### Directions for this task
Each line of the material must be returned exactly.

Structured figure records

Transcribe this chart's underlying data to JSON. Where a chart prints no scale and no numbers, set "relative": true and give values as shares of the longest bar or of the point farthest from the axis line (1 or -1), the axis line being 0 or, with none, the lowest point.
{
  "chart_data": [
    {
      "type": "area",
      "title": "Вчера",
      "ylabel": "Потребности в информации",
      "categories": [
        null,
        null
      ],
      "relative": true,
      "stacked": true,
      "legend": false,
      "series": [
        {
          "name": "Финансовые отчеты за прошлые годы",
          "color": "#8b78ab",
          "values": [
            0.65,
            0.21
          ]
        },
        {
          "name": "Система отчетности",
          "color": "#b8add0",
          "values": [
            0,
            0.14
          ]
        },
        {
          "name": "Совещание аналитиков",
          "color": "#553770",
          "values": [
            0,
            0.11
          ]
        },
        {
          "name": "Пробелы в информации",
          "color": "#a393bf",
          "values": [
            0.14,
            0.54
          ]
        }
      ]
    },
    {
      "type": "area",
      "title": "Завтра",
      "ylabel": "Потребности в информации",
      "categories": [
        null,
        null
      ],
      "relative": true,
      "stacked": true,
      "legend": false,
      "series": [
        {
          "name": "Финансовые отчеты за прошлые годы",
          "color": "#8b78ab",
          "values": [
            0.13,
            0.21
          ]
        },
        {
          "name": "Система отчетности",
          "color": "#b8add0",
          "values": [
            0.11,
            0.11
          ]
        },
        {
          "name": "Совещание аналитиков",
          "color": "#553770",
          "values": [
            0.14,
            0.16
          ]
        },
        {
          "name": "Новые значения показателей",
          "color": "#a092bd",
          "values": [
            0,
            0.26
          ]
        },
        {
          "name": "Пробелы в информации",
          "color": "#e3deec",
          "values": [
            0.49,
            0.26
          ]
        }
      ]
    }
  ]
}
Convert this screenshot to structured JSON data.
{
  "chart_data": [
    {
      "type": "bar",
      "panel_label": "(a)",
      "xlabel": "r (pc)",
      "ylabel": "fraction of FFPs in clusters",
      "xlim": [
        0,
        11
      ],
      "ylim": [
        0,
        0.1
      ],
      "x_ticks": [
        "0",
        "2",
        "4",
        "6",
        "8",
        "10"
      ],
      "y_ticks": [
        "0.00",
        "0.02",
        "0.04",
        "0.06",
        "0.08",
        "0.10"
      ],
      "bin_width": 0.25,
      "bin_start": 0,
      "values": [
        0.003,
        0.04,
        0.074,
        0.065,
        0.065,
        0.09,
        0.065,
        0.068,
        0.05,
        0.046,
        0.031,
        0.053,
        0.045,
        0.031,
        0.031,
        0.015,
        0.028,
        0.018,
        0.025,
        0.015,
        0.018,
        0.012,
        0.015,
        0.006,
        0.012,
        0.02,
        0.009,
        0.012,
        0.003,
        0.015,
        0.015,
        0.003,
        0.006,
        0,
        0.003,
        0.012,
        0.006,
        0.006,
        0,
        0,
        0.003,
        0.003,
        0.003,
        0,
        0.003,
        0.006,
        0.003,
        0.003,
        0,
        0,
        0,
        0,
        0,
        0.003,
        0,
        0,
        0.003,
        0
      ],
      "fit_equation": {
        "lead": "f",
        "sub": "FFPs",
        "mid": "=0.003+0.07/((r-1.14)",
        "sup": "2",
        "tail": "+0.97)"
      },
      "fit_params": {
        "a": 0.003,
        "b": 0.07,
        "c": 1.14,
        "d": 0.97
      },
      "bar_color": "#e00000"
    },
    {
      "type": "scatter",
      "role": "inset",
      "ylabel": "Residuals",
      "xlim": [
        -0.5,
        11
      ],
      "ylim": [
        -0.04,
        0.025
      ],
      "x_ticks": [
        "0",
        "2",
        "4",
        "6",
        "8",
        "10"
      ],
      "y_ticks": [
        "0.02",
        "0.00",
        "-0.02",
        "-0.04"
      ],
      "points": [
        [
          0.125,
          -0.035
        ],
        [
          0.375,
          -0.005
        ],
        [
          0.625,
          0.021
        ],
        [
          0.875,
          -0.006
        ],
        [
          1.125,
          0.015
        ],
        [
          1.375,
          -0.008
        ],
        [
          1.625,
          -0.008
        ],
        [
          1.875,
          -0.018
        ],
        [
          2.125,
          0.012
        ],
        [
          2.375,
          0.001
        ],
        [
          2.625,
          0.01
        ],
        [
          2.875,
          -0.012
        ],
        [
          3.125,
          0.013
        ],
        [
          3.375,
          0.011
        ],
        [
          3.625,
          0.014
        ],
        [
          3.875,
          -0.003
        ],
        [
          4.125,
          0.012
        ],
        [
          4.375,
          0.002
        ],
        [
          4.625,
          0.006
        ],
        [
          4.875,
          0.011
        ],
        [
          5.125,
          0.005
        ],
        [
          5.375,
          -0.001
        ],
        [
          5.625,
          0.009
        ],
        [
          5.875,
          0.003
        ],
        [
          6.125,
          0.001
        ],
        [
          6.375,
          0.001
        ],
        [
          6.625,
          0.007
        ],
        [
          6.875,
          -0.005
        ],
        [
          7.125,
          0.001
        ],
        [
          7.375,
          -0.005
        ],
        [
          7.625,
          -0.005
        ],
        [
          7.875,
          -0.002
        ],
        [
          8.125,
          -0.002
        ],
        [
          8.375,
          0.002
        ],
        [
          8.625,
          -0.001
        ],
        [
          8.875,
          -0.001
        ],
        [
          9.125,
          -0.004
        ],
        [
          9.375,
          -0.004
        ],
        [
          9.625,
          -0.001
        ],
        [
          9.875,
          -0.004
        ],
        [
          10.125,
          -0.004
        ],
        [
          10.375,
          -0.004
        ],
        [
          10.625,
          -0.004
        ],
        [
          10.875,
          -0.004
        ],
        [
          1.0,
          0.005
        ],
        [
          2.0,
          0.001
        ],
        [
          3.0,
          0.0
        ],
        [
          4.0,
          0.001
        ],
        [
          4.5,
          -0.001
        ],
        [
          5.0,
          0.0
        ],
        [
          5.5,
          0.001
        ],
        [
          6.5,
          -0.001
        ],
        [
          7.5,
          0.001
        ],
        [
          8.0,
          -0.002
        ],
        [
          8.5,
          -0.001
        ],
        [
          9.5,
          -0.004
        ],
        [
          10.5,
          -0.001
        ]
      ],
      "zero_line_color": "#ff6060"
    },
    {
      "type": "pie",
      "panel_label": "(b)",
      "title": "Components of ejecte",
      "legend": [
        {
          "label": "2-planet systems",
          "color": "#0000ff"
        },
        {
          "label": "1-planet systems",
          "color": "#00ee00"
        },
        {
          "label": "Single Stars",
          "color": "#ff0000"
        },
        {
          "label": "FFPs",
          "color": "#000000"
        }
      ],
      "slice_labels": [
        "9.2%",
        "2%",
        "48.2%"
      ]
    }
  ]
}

### Written solution
Transcribe this chart's underlying data to JSON. Where a chart prints no scale and no numbers, set "relative": true and give values as shares of the longest bar or of the point farthest from the axis line (1 or -1), the axis line being 0 or, with none, the lowest point.
{
  "chart_data": [
    {
      "type": "area",
      "title": "Вчера",
      "ylabel": "Потребности в информации",
      "categories": [
        null,
        null
      ],
      "relative": true,
      "stacked": true,
      "legend": false,
      "series": [
        {
          "name": "Финансовые отчеты за прошлые годы",
          "color": "#8b78ab",
          "values": [
            0.65,
            0.21
          ]
        },
        {
          "name": "Система отчетности",
          "color": "#b8add0",
          "values": [
            0,
            0.14
          ]
        },
        {
          "name": "Совещание аналитиков",
          "color": "#553770",
          "values": [
            0,
            0.11
          ]
        },
        {
          "name": "Пробелы в информации",
          "color": "#a393bf",
          "values": [
            0.14,
            0.54
          ]
        }
      ]
    },
    {
      "type": "area",
      "title": "Завтра",
      "ylabel": "Потребности в информации",
      "categories": [
        null,
        null
      ],
      "relative": true,
      "stacked": true,
      "legend": false,
      "series": [
        {
          "name": "Финансовые отчеты за прошлые годы",
          "color": "#8b78ab",
          "values": [
            0.13,
            0.21
          ]
        },
        {
          "name": "Система отчетности",
          "color": "#b8add0",
          "values": [
            0.11,
            0.11
          ]
        },
        {
          "name": "Совещание аналитиков",
          "color": "#553770",
          "values": [
            0.14,
            0.16
          ]
        },
        {
          "name": "Новые значения показателей",
          "color": "#a092bd",
          "values": [
            0,
            0.26
          ]
        },
        {
          "name": "Пробелы в информации",
          "color": "#e3deec",
          "values": [
            0.49,
            0.26
          ]
        }
      ]
    }
  ]
}
Convert this screenshot to structured JSON data.
{
  "chart_data": [
    {
      "type": "bar",
      "panel_label": "(a)",
      "xlabel": "r (pc)",
      "ylabel": "fraction of FFPs in clusters",
      "xlim": [
        0,
        11
      ],
      "ylim": [
        0,
        0.1
      ],
      "x_ticks": [
        "0",
        "2",
        "4",
        "6",
        "8",
        "10"
      ],
      "y_ticks": [
        "0.00",
        "0.02",
        "0.04",
        "0.06",
        "0.08",
        "0.10"
      ],
      "bin_width": 0.25,
      "bin_start": 0,
      "values": [
        0.003,
        0.04,
        0.074,
        0.065,
        0.065,
        0.09,
        0.065,
        0.068,
        0.05,
        0.046,
        0.031,
        0.053,
        0.045,
        0.031,
        0.031,
        0.015,
        0.028,
        0.018,
        0.025,
        0.015,
        0.018,
        0.012,
        0.015,
        0.006,
        0.012,
        0.02,
        0.009,
        0.012,
        0.003,
        0.015,
        0.015,
        0.003,
        0.006,
        0,
        0.003,
        0.012,
        0.006,
        0.006,
        0,
        0,
        0.003,
        0.003,
        0.003,
        0,
        0.003,
        0.006,
        0.003,
        0.003,
        0,
        0,
        0,
        0,
        0,
        0.003,
        0,
        0,
        0.003,
        0
      ],
      "fit_equation": {
        "lead": "f",
        "sub": "FFPs",
        "mid": "=0.003+0.07/((r-1.14)",
        "sup": "2",
        "tail": "+0.97)"
      },
      "fit_params": {
        "a": 0.003,
        "b": 0.07,
        "c": 1.14,
        "d": 0.97
      },
      "bar_color": "#e00000"
    },
    {
      "type": "scatter",
      "role": "inset",
      "ylabel": "Residuals",
      "xlim": [
        -0.5,
        11
      ],
      "ylim": [
        -0.04,
        0.025
      ],
      "x_ticks": [
        "0",
        "2",
        "4",
        "6",
        "8",
        "10"
      ],
      "y_ticks": [
        "0.02",
        "0.00",
        "-0.02",
        "-0.04"
      ],
      "points": [
        [
          0.125,
          -0.035
        ],
        [
          0.375,
          -0.005
        ],
        [
          0.625,
          0.021
        ],
        [
          0.875,
          -0.006
        ],
        [
          1.125,
          0.015
        ],
        [
          1.375,
          -0.008
        ],
        [
          1.625,
          -0.008
        ],
        [
          1.875,
          -0.018
        ],
        [
          2.125,
          0.012
        ],
        [
          2.375,
          0.001
        ],
        [
          2.625,
          0.01
        ],
        [
          2.875,
          -0.012
        ],
        [
          3.125,
          0.013
        ],
        [
          3.375,
          0.011
        ],
        [
          3.625,
          0.014
        ],
        [
          3.875,
          -0.003
        ],
        [
          4.125,
          0.012
        ],
        [
          4.375,
          0.002
        ],
        [
          4.625,
          0.006
        ],
        [
          4.875,
          0.011
        ],
        [
          5.125,
          0.005
        ],
        [
          5.375,
          -0.001
        ],
        [
          5.625,
          0.009
        ],
        [
          5.875,
          0.003
        ],
        [
          6.125,
          0.001
        ],
        [
          6.375,
          0.001
        ],
        [
          6.625,
          0.007
        ],
        [
          6.875,
          -0.005
        ],
        [
          7.125,
          0.001
        ],
        [
          7.375,
          -0.005
        ],
        [
          7.625,
          -0.005
        ],
        [
          7.875,
          -0.002
        ],
        [
          8.125,
          -0.002
        ],
        [
          8.375,
          0.002
        ],
        [
          8.625,
          -0.001
        ],
        [
          8.875,
          -0.001
        ],
        [
          9.125,
          -0.004
        ],
        [
          9.375,
          -0.004
        ],
        [
          9.625,
          -0.001
        ],
        [
          9.875,
          -0.004
        ],
        [
          10.125,
          -0.004
        ],
        [
          10.375,
          -0.004
        ],
        [
          10.625,
          -0.004
        ],
        [
          10.875,
          -0.004
        ],
        [
          1.0,
          0.005
        ],
        [
          2.0,
          0.001
        ],
        [
          3.0,
          0.0
        ],
        [
          4.0,
          0.001
        ],
        [
          4.5,
          -0.001
        ],
        [
          5.0,
          0.0
        ],
        [
          5.5,
          0.001
        ],
        [
          6.5,
          -0.001
        ],
        [
          7.5,
          0.001
        ],
        [
          8.0,
          -0.002
        ],
        [
          8.5,
          -0.001
        ],
        [
          9.5,
          -0.004
        ],
        [
          10.5,
          -0.001
        ]
      ],
      "zero_line_color": "#ff6060"
    },
    {
      "type": "pie",
      "panel_label": "(b)",
      "title": "Components of ejecte",
      "legend": [
        {
          "label": "2-planet systems",
          "color": "#0000ff"
        },
        {
          "label": "1-planet systems",
          "color": "#00ee00"
        },
        {
          "label": "Single Stars",
          "color": "#ff0000"
        },
        {
          "label": "FFPs",
          "color": "#000000"
        }
      ],
      "slice_labels": [
        "9.2%",
        "2%",
        "48.2%"
      ]
    }
  ]
}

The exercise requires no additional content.